» **Given instruction**
Repeat the material verbatim and drop the pictures.

» **Dataset entries**
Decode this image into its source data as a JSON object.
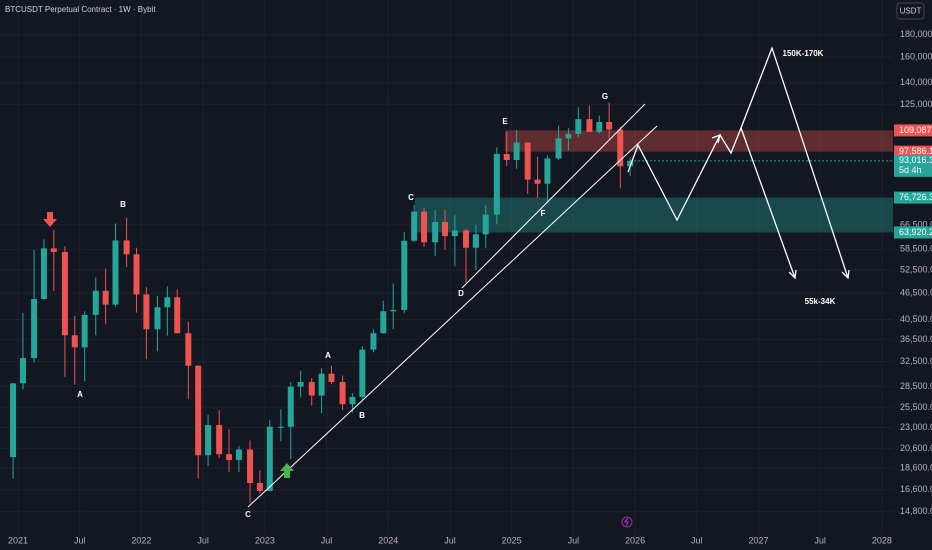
{
  "chart_data": {
    "type": "candlestick",
    "title": "BTCUSDT Perpetual Contract · 1W · Bybit",
    "currency": "USDT",
    "log_scale": true,
    "grid": true,
    "up_color": "#26a69a",
    "down_color": "#ef5350",
    "xlim": [
      2020.854,
      2028.09
    ],
    "xticks": [
      {
        "value": 2021,
        "label": "2021"
      },
      {
        "value": 2021.5,
        "label": "Jul"
      },
      {
        "value": 2022,
        "label": "2022"
      },
      {
        "value": 2022.5,
        "label": "Jul"
      },
      {
        "value": 2023,
        "label": "2023"
      },
      {
        "value": 2023.5,
        "label": "Jul"
      },
      {
        "value": 2024,
        "label": "2024"
      },
      {
        "value": 2024.5,
        "label": "Jul"
      },
      {
        "value": 2025,
        "label": "2025"
      },
      {
        "value": 2025.5,
        "label": "Jul"
      },
      {
        "value": 2026,
        "label": "2026"
      },
      {
        "value": 2026.5,
        "label": "Jul"
      },
      {
        "value": 2027,
        "label": "2027"
      },
      {
        "value": 2027.5,
        "label": "Jul"
      },
      {
        "value": 2028,
        "label": "2028"
      }
    ],
    "ylim": [
      13100,
      216000
    ],
    "yticks": [
      {
        "value": 180000,
        "label": "180,000.0"
      },
      {
        "value": 160000,
        "label": "160,000.0"
      },
      {
        "value": 140000,
        "label": "140,000.0"
      },
      {
        "value": 125000,
        "label": "125,000.0"
      },
      {
        "value": 66500,
        "label": "66,500.0"
      },
      {
        "value": 58500,
        "label": "58,500.0"
      },
      {
        "value": 52500,
        "label": "52,500.0"
      },
      {
        "value": 46500,
        "label": "46,500.0"
      },
      {
        "value": 40500,
        "label": "40,500.0"
      },
      {
        "value": 36500,
        "label": "36,500.0"
      },
      {
        "value": 32500,
        "label": "32,500.0"
      },
      {
        "value": 28500,
        "label": "28,500.0"
      },
      {
        "value": 25500,
        "label": "25,500.0"
      },
      {
        "value": 23000,
        "label": "23,000.0"
      },
      {
        "value": 20600,
        "label": "20,600.0"
      },
      {
        "value": 18600,
        "label": "18,600.0"
      },
      {
        "value": 16600,
        "label": "16,600.0"
      },
      {
        "value": 14800,
        "label": "14,800.0"
      }
    ],
    "x": [
      2020.96,
      2021.04,
      2021.13,
      2021.21,
      2021.29,
      2021.38,
      2021.46,
      2021.54,
      2021.63,
      2021.71,
      2021.79,
      2021.88,
      2021.96,
      2022.04,
      2022.13,
      2022.21,
      2022.29,
      2022.38,
      2022.46,
      2022.54,
      2022.63,
      2022.71,
      2022.79,
      2022.88,
      2022.96,
      2023.04,
      2023.13,
      2023.21,
      2023.29,
      2023.38,
      2023.46,
      2023.54,
      2023.63,
      2023.71,
      2023.79,
      2023.88,
      2023.96,
      2024.04,
      2024.13,
      2024.21,
      2024.29,
      2024.38,
      2024.46,
      2024.54,
      2024.63,
      2024.71,
      2024.79,
      2024.88,
      2024.96,
      2025.04,
      2025.13,
      2025.21,
      2025.29,
      2025.38,
      2025.46,
      2025.54,
      2025.63,
      2025.71,
      2025.79,
      2025.88,
      2025.96
    ],
    "open": [
      19700,
      29000,
      33100,
      45100,
      58800,
      57700,
      37300,
      35000,
      41500,
      47100,
      43800,
      61300,
      57000,
      46200,
      38500,
      43200,
      45500,
      37700,
      31800,
      19900,
      23300,
      20000,
      19400,
      20500,
      17200,
      16500,
      23100,
      23100,
      28500,
      29200,
      27200,
      30500,
      29200,
      26000,
      27000,
      34600,
      37700,
      42300,
      42600,
      61200,
      71300,
      60700,
      67500,
      62700,
      64600,
      59000,
      63300,
      70200,
      96400,
      93400,
      102400,
      84300,
      82500,
      94200,
      104600,
      107100,
      115700,
      108200,
      114000,
      109600,
      90400
    ],
    "high": [
      29000,
      41900,
      58300,
      61700,
      64800,
      59500,
      41300,
      42300,
      50500,
      52900,
      67000,
      69000,
      59000,
      48000,
      45800,
      48200,
      47400,
      40000,
      31900,
      24600,
      25200,
      22800,
      20900,
      21500,
      18400,
      23900,
      25300,
      29200,
      31000,
      29800,
      31400,
      31800,
      30200,
      27500,
      35200,
      38500,
      44700,
      48900,
      64000,
      73800,
      72800,
      71900,
      72000,
      70000,
      65100,
      66500,
      73600,
      99800,
      108300,
      109300,
      102500,
      95000,
      95700,
      111900,
      110500,
      123200,
      124400,
      117900,
      126200,
      111200,
      94500
    ],
    "low": [
      17600,
      28100,
      32300,
      45000,
      47000,
      30000,
      28800,
      29300,
      37300,
      39600,
      43300,
      53300,
      42000,
      32900,
      34300,
      37200,
      37700,
      26700,
      17600,
      18800,
      19600,
      18200,
      18200,
      15500,
      16300,
      16500,
      21400,
      19500,
      26900,
      25800,
      24800,
      28900,
      25200,
      24900,
      26600,
      34100,
      37600,
      38500,
      41900,
      60800,
      59200,
      56500,
      58400,
      53500,
      49000,
      52500,
      58900,
      66800,
      90500,
      89200,
      78200,
      76600,
      74500,
      93300,
      98200,
      105300,
      108700,
      107200,
      104000,
      80600,
      86000
    ],
    "close": [
      29000,
      33100,
      45100,
      58800,
      57700,
      37300,
      35000,
      41500,
      47100,
      43800,
      61300,
      57000,
      46200,
      38500,
      43200,
      45500,
      37700,
      31800,
      19900,
      23300,
      20000,
      19400,
      20500,
      17200,
      16500,
      23100,
      23100,
      28500,
      29200,
      27200,
      30500,
      29200,
      26000,
      27000,
      34600,
      37700,
      42300,
      42600,
      61200,
      71300,
      60700,
      67500,
      62700,
      64600,
      59000,
      63300,
      70200,
      96400,
      93400,
      102400,
      84300,
      82500,
      94200,
      104600,
      107100,
      115700,
      108200,
      114000,
      109600,
      90400,
      93016.3
    ],
    "zones": [
      {
        "from": {
          "value": 97586.1,
          "label": "97,586.1"
        },
        "to": {
          "value": 109087.5,
          "label": "109,087.5"
        },
        "color": "#ef5350"
      },
      {
        "from": {
          "value": 63920.2,
          "label": "63,920.2"
        },
        "to": {
          "value": 76726.3,
          "label": "76,726.3"
        },
        "color": "#26a69a"
      }
    ],
    "last_price": {
      "value": 93016.3,
      "label": "93,016.3"
    },
    "countdown": "5d 4h",
    "annotations": [
      "B",
      "A",
      "C",
      "A",
      "B",
      "C",
      "D",
      "E",
      "F",
      "G",
      "150K-170K",
      "55k-34K"
    ]
  }
}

» **Finished task**
Decode this image into its source data as a JSON object.
{
  "chart_data": {
    "type": "candlestick",
    "title": "BTCUSDT Perpetual Contract · 1W · Bybit",
    "currency": "USDT",
    "log_scale": true,
    "grid": true,
    "up_color": "#26a69a",
    "down_color": "#ef5350",
    "xlim": [
      2020.854,
      2028.09
    ],
    "xticks": [
      {
        "value": 2021,
        "label": "2021"
      },
      {
        "value": 2021.5,
        "label": "Jul"
      },
      {
        "value": 2022,
        "label": "2022"
      },
      {
        "value": 2022.5,
        "label": "Jul"
      },
      {
        "value": 2023,
        "label": "2023"
      },
      {
        "value": 2023.5,
        "label": "Jul"
      },
      {
        "value": 2024,
        "label": "2024"
      },
      {
        "value": 2024.5,
        "label": "Jul"
      },
      {
        "value": 2025,
        "label": "2025"
      },
      {
        "value": 2025.5,
        "label": "Jul"
      },
      {
        "value": 2026,
        "label": "2026"
      },
      {
        "value": 2026.5,
        "label": "Jul"
      },
      {
        "value": 2027,
        "label": "2027"
      },
      {
        "value": 2027.5,
        "label": "Jul"
      },
      {
        "value": 2028,
        "label": "2028"
      }
    ],
    "ylim": [
      13100,
      216000
    ],
    "yticks": [
      {
        "value": 180000,
        "label": "180,000.0"
      },
      {
        "value": 160000,
        "label": "160,000.0"
      },
      {
        "value": 140000,
        "label": "140,000.0"
      },
      {
        "value": 125000,
        "label": "125,000.0"
      },
      {
        "value": 66500,
        "label": "66,500.0"
      },
      {
        "value": 58500,
        "label": "58,500.0"
      },
      {
        "value": 52500,
        "label": "52,500.0"
      },
      {
        "value": 46500,
        "label": "46,500.0"
      },
      {
        "value": 40500,
        "label": "40,500.0"
      },
      {
        "value": 36500,
        "label": "36,500.0"
      },
      {
        "value": 32500,
        "label": "32,500.0"
      },
      {
        "value": 28500,
        "label": "28,500.0"
      },
      {
        "value": 25500,
        "label": "25,500.0"
      },
      {
        "value": 23000,
        "label": "23,000.0"
      },
      {
        "value": 20600,
        "label": "20,600.0"
      },
      {
        "value": 18600,
        "label": "18,600.0"
      },
      {
        "value": 16600,
        "label": "16,600.0"
      },
      {
        "value": 14800,
        "label": "14,800.0"
      }
    ],
    "x": [
      2020.96,
      2021.04,
      2021.13,
      2021.21,
      2021.29,
      2021.38,
      2021.46,
      2021.54,
      2021.63,
      2021.71,
      2021.79,
      2021.88,
      2021.96,
      2022.04,
      2022.13,
      2022.21,
      2022.29,
      2022.38,
      2022.46,
      2022.54,
      2022.63,
      2022.71,
      2022.79,
      2022.88,
      2022.96,
      2023.04,
      2023.13,
      2023.21,
      2023.29,
      2023.38,
      2023.46,
      2023.54,
      2023.63,
      2023.71,
      2023.79,
      2023.88,
      2023.96,
      2024.04,
      2024.13,
      2024.21,
      2024.29,
      2024.38,
      2024.46,
      2024.54,
      2024.63,
      2024.71,
      2024.79,
      2024.88,
      2024.96,
      2025.04,
      2025.13,
      2025.21,
      2025.29,
      2025.38,
      2025.46,
      2025.54,
      2025.63,
      2025.71,
      2025.79,
      2025.88,
      2025.96
    ],
    "open": [
      19700,
      29000,
      33100,
      45100,
      58800,
      57700,
      37300,
      35000,
      41500,
      47100,
      43800,
      61300,
      57000,
      46200,
      38500,
      43200,
      45500,
      37700,
      31800,
      19900,
      23300,
      20000,
      19400,
      20500,
      17200,
      16500,
      23100,
      23100,
      28500,
      29200,
      27200,
      30500,
      29200,
      26000,
      27000,
      34600,
      37700,
      42300,
      42600,
      61200,
      71300,
      60700,
      67500,
      62700,
      64600,
      59000,
      63300,
      70200,
      96400,
      93400,
      102400,
      84300,
      82500,
      94200,
      104600,
      107100,
      115700,
      108200,
      114000,
      109600,
      90400
    ],
    "high": [
      29000,
      41900,
      58300,
      61700,
      64800,
      59500,
      41300,
      42300,
      50500,
      52900,
      67000,
      69000,
      59000,
      48000,
      45800,
      48200,
      47400,
      40000,
      31900,
      24600,
      25200,
      22800,
      20900,
      21500,
      18400,
      23900,
      25300,
      29200,
      31000,
      29800,
      31400,
      31800,
      30200,
      27500,
      35200,
      38500,
      44700,
      48900,
      64000,
      73800,
      72800,
      71900,
      72000,
      70000,
      65100,
      66500,
      73600,
      99800,
      108300,
      109300,
      102500,
      95000,
      95700,
      111900,
      110500,
      123200,
      124400,
      117900,
      126200,
      111200,
      94500
    ],
    "low": [
      17600,
      28100,
      32300,
      45000,
      47000,
      30000,
      28800,
      29300,
      37300,
      39600,
      43300,
      53300,
      42000,
      32900,
      34300,
      37200,
      37700,
      26700,
      17600,
      18800,
      19600,
      18200,
      18200,
      15500,
      16300,
      16500,
      21400,
      19500,
      26900,
      25800,
      24800,
      28900,
      25200,
      24900,
      26600,
      34100,
      37600,
      38500,
      41900,
      60800,
      59200,
      56500,
      58400,
      53500,
      49000,
      52500,
      58900,
      66800,
      90500,
      89200,
      78200,
      76600,
      74500,
      93300,
      98200,
      105300,
      108700,
      107200,
      104000,
      80600,
      86000
    ],
    "close": [
      29000,
      33100,
      45100,
      58800,
      57700,
      37300,
      35000,
      41500,
      47100,
      43800,
      61300,
      57000,
      46200,
      38500,
      43200,
      45500,
      37700,
      31800,
      19900,
      23300,
      20000,
      19400,
      20500,
      17200,
      16500,
      23100,
      23100,
      28500,
      29200,
      27200,
      30500,
      29200,
      26000,
      27000,
      34600,
      37700,
      42300,
      42600,
      61200,
      71300,
      60700,
      67500,
      62700,
      64600,
      59000,
      63300,
      70200,
      96400,
      93400,
      102400,
      84300,
      82500,
      94200,
      104600,
      107100,
      115700,
      108200,
      114000,
      109600,
      90400,
      93016.3
    ],
    "zones": [
      {
        "from": {
          "value": 97586.1,
          "label": "97,586.1"
        },
        "to": {
          "value": 109087.5,
          "label": "109,087.5"
        },
        "color": "#ef5350"
      },
      {
        "from": {
          "value": 63920.2,
          "label": "63,920.2"
        },
        "to": {
          "value": 76726.3,
          "label": "76,726.3"
        },
        "color": "#26a69a"
      }
    ],
    "last_price": {
      "value": 93016.3,
      "label": "93,016.3"
    },
    "countdown": "5d 4h",
    "annotations": [
      "B",
      "A",
      "C",
      "A",
      "B",
      "C",
      "D",
      "E",
      "F",
      "G",
      "150K-170K",
      "55k-34K"
    ]
  }
}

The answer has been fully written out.